**Exercise description:**
Pick up the amine chemistry notes after their last line and keep writing them in the same style.

**Source passage:**
----

Preparation Reactions

  • Reduction of nitro compounds: R–NO₂ + 6[H] (Sn/HCl, Fe/HCl, or H₂/Pd) → R–NH₂ + 2H₂O.
  • Hofmann bromamide degradation: R–CONH₂ + Br₂ + 4NaOH → R–NH₂ + Na₂CO₃ + 2NaBr + 2H₂O (the amide loses one carbon).
  • Ammonolysis: R–X + NH₃ → R–NH₂, but over-alkylation gives a mixture.
  • Gabriel synthesis: phthalimide + KOH → potassium phthalimide + R–X → N-alkyl phthalimide → R–NH₂ (clean primary-amine route).
  • Reduction of nitriles: R–C≡N + 4[H] (LiAlH₄ or H₂/Ni) → R–CH₂–NH₂.

Identification Tests

TestReagentPositive result
CarbylamineCHCl₃ + alc. KOH, heat1° amine gives foul-smelling isocyanide (R–N≡C)
HinsbergC₆H₅SO₂Cl + NaOH1° → soluble salt; 2° → insoluble sulfonamide; 3° → no reaction
DiazotisationNaNO₂ + HCl, 0–5 °C1° aromatic amine → ArN₂⁺Cl⁻ (diazonium salt)

For Hinsberg, only the secondary-amine product is a neutral, water-insoluble sulfonamide — that single phrase is the usual MCQ discriminator.


🔴 Extended — Deep Study (3mo+)

Comprehensive coverage for students on a longer study timeline.

Reactions of Diazonium Salts

The diazonium cation ArN₂⁺ is a versatile intermediate. Its three reaction families are heavily tested:

  1. Substitution (Sandmeyer / Gattermann) — replacing N₂⁺ with CuCl/HCl → ArCl, CuBr/HBr → ArBr, CuCN/KCN → ArCN, H₃PO₂ → ArH.
  2. Hydrolysis — warm water converts ArN₂⁺ to phenol (ArOH); used to make phenols that cannot be made by direct sulphonation routes.
  3. Coupling — ArN₂⁺ attacks activated arenes (phenols, aromatic amines) at the para position to form brightly coloured azo dyes (e.g., p-hydroxyazobenzene, orange).

Trapping temperature matters: diazonium salts are stable only at 0–5 °C; warming decomposes them to phenols with N₂ loss.

Hofmann Elimination vs Hofmann Bromamide

These two reactions share the chemist’s name but differ entirely:

ReactionSubstrateReagentProduct
Hofmann bromamideR–CONH₂Br₂ / NaOHR–NH₂ (one carbon shorter)
Hofmann eliminationR₄N⁺ OH⁻heatLeast-substituted alkene (anti-Saytzeff)

----

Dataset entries
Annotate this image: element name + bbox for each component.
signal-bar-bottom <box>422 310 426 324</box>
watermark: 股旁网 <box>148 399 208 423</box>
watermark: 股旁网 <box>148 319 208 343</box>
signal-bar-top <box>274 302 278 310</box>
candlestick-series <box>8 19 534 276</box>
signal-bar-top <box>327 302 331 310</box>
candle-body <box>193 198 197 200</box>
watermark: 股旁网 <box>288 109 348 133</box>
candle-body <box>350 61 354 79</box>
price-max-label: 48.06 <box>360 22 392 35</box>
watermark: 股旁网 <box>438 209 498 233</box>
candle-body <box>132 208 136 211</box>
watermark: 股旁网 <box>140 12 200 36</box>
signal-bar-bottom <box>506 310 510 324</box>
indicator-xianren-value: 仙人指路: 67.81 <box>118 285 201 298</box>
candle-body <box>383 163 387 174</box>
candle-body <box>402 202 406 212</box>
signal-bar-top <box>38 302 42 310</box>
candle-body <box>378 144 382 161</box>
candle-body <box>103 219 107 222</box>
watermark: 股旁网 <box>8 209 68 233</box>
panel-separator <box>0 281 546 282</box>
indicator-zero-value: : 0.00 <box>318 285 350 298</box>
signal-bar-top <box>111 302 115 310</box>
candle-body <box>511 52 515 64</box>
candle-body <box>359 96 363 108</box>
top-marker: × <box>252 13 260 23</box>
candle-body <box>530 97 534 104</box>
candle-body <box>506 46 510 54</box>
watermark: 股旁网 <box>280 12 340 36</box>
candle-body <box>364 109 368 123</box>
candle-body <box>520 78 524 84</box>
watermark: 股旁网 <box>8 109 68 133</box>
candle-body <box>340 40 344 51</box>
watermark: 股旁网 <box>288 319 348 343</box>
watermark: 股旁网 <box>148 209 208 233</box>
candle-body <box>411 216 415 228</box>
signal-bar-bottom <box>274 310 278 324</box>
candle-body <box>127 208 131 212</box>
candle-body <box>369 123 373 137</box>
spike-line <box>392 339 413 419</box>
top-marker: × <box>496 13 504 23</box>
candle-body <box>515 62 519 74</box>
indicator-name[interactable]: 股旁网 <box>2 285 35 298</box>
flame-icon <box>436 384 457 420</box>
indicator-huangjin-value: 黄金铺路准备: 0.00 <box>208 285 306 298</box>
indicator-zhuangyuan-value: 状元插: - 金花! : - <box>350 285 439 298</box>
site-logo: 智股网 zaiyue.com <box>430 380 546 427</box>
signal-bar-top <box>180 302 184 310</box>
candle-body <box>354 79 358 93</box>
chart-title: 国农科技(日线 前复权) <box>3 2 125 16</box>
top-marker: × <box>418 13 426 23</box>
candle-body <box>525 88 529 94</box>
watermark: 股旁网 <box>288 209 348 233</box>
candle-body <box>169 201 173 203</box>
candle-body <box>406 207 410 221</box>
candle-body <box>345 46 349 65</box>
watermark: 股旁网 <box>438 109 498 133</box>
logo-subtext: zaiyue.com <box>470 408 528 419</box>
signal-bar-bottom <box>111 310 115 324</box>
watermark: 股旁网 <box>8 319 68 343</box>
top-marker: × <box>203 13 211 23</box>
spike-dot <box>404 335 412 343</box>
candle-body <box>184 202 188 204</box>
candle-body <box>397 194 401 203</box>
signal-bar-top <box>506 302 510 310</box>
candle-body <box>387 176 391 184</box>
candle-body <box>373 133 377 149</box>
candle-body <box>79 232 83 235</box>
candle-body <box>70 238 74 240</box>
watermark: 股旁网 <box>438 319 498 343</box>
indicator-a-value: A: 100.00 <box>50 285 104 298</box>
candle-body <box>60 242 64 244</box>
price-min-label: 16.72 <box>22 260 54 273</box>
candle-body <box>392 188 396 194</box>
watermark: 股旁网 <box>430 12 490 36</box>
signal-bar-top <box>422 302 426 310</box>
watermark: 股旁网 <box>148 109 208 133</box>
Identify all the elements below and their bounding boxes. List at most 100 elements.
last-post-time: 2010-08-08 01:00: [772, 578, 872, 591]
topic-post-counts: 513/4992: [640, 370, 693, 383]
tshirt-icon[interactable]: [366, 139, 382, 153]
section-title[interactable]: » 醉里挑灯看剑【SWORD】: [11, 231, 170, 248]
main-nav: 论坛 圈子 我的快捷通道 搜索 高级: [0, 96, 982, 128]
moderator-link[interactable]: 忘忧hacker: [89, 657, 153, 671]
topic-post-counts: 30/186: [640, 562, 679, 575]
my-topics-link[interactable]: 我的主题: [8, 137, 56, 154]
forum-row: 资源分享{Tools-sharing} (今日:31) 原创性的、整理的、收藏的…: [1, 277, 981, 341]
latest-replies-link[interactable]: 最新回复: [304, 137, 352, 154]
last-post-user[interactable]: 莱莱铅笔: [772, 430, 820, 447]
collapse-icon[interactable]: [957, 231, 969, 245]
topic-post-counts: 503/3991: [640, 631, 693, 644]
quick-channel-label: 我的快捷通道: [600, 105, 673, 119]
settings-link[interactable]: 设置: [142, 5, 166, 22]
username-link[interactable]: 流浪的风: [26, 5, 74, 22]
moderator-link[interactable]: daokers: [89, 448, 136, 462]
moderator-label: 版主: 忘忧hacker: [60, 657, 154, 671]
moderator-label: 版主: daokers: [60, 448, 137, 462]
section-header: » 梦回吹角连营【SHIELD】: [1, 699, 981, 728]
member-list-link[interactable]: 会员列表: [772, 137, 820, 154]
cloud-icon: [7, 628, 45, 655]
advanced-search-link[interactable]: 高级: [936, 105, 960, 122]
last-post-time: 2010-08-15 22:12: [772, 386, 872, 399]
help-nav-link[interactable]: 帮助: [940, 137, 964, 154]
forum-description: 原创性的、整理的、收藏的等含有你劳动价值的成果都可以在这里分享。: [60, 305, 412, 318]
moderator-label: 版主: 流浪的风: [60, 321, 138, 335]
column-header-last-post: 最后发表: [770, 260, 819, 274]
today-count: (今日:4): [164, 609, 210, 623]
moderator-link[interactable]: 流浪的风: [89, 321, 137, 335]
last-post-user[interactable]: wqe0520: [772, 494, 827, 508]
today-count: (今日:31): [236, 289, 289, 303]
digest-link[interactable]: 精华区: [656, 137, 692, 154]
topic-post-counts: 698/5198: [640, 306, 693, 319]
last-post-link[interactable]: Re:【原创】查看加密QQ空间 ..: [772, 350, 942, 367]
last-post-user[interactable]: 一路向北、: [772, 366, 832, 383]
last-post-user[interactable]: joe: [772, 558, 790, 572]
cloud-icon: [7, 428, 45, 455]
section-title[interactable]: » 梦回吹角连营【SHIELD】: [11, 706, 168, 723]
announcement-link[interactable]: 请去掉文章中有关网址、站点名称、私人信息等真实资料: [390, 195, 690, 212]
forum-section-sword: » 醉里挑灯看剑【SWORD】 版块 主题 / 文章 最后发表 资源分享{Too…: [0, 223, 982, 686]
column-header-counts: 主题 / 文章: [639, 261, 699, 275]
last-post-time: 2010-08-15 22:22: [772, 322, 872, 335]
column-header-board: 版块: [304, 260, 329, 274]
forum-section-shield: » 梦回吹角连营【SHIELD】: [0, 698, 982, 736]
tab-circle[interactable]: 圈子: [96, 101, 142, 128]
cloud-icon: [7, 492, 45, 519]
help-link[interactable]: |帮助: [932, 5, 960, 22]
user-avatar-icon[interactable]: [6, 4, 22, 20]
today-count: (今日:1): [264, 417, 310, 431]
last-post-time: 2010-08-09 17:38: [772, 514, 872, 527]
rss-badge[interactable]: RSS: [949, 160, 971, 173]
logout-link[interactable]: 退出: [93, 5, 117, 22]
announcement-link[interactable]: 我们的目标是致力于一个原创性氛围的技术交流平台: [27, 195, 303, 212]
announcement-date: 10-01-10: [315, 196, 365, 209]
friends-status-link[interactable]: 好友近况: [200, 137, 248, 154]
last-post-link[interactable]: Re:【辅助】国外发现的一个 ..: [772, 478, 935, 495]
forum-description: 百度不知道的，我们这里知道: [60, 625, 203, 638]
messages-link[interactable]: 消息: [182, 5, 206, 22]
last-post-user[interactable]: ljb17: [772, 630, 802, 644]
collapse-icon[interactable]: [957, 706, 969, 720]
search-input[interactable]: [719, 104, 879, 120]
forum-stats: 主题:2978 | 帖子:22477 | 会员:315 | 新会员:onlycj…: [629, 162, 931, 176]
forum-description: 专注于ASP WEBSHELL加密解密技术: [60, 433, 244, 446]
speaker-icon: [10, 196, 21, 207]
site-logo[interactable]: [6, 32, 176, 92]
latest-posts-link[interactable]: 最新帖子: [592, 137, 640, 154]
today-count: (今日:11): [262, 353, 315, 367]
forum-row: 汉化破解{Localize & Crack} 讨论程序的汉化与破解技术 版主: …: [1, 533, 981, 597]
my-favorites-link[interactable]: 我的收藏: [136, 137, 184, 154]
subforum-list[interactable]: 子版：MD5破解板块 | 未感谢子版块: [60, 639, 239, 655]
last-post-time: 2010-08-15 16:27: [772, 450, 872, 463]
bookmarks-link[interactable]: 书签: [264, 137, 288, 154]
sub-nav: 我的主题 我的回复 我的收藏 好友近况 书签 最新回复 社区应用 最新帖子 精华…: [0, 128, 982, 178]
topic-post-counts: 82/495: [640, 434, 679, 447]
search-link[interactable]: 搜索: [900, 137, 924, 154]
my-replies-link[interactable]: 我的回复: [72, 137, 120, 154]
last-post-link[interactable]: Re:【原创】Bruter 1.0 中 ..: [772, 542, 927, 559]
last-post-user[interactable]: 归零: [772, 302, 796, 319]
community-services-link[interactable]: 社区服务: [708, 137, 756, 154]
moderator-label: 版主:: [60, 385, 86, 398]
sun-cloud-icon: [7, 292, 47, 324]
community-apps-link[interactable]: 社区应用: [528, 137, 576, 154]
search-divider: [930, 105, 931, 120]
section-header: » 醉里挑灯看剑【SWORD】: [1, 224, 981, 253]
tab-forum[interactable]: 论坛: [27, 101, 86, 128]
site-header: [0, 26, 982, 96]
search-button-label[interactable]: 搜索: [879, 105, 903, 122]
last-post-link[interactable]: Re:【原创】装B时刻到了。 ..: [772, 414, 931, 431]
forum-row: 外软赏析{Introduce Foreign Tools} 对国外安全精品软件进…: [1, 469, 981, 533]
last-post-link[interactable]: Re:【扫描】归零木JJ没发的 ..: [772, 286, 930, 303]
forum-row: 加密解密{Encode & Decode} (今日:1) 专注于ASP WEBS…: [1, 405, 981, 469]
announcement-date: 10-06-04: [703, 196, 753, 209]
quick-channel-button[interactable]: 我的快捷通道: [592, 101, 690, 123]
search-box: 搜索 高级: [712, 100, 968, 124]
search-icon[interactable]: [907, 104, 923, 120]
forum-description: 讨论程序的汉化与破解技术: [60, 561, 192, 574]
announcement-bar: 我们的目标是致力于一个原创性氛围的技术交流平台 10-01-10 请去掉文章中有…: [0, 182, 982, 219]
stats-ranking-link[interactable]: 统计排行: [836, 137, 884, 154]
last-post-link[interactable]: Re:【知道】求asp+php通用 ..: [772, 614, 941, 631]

----

**Exercise result:**
In Hofmann elimination, the bulky trialkylammonium leaving group prefers to abstract the most accessible β-hydrogen, giving the terminal alkene as the major product — the opposite of Saytzeff’s rule.

Boiling Points, Solubility and a Worked Comparison

Primary and secondary amines exhibit intermolecular N–H hydrogen bonding, so their boiling points exceed those of alkanes of similar molar mass; tertiary amines (no N–H) boil lower than their 1° isomers. Lower amines dissolve in water through H-bonding; solubility drops sharply beyond C₅. Because they are basic, all amines dissolve in dilute HCl by forming water-soluble ammonium salts — a standard extraction trick.

Worked basicity comparison — rank ethylamine, diethylamine, triethylamine, and aniline in aqueous solution:

  • Triethylamine: 3 ethyl groups donate electrons but steric crowding plus weak solvation of R₃NH⁺ make it weaker than the secondary amine in water.
  • Diethylamine: two ethyl groups donate, and the conjugate acid is still well solvated → strongest of the four.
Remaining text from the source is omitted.